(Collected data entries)
================================

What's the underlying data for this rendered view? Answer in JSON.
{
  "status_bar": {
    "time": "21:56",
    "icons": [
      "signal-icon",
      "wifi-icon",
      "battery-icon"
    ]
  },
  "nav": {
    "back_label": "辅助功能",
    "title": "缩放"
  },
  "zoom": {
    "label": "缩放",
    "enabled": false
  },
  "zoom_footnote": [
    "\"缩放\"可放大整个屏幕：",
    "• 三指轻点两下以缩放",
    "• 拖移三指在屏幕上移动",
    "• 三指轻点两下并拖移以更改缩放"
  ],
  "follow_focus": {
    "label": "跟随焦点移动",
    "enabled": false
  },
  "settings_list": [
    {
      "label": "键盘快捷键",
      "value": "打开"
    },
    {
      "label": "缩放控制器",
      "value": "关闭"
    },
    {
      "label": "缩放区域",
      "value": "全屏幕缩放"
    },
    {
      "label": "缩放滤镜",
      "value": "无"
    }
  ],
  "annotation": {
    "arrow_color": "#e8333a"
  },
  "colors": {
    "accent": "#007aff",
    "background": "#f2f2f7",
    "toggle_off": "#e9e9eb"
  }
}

================================

*Work to do:* Copy out each record from above, exactly.

*Solution to the exercise:*
What's the underlying data for this rendered view? Answer in JSON.
{
  "status_bar": {
    "time": "21:56",
    "icons": [
      "signal-icon",
      "wifi-icon",
      "battery-icon"
    ]
  },
  "nav": {
    "back_label": "辅助功能",
    "title": "缩放"
  },
  "zoom": {
    "label": "缩放",
    "enabled": false
  },
  "zoom_footnote": [
    "\"缩放\"可放大整个屏幕：",
    "• 三指轻点两下以缩放",
    "• 拖移三指在屏幕上移动",
    "• 三指轻点两下并拖移以更改缩放"
  ],
  "follow_focus": {
    "label": "跟随焦点移动",
    "enabled": false
  },
  "settings_list": [
    {
      "label": "键盘快捷键",
      "value": "打开"
    },
    {
      "label": "缩放控制器",
      "value": "关闭"
    },
    {
      "label": "缩放区域",
      "value": "全屏幕缩放"
    },
    {
      "label": "缩放滤镜",
      "value": "无"
    }
  ],
  "annotation": {
    "arrow_color": "#e8333a"
  },
  "colors": {
    "accent": "#007aff",
    "background": "#f2f2f7",
    "toggle_off": "#e9e9eb"
  }
}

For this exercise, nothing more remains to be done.